**** Listing ****

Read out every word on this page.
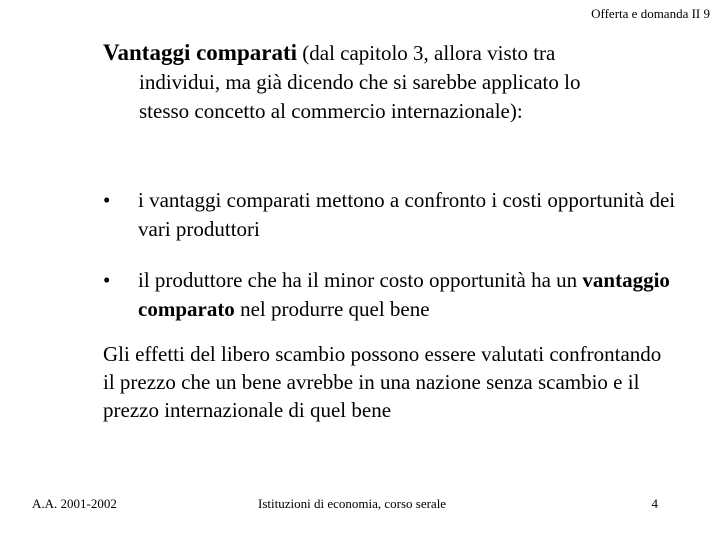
Offerta e domanda II 9
Vantaggi comparati (dal capitolo 3, allora visto tra
individui, ma già dicendo che si sarebbe applicato lo
stesso concetto al commercio internazionale):
• i vantaggi comparati mettono a confronto i costi opportunità dei vari produttori
• il produttore che ha il minor costo opportunità ha un vantaggio comparato nel produrre quel bene
Gli effetti del libero scambio possono essere valutati confrontando il prezzo che un bene avrebbe in una nazione senza scambio e il prezzo internazionale di quel bene
A.A. 2001-2002	Istituzioni di economia, corso serale	4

****

Exercise description: From the entries above, return each line with the word "comparati" in it.

Answer below:
Vantaggi comparati (dal capitolo 3, allora visto tra
• i vantaggi comparati mettono a confronto i costi opportunità dei vari produttori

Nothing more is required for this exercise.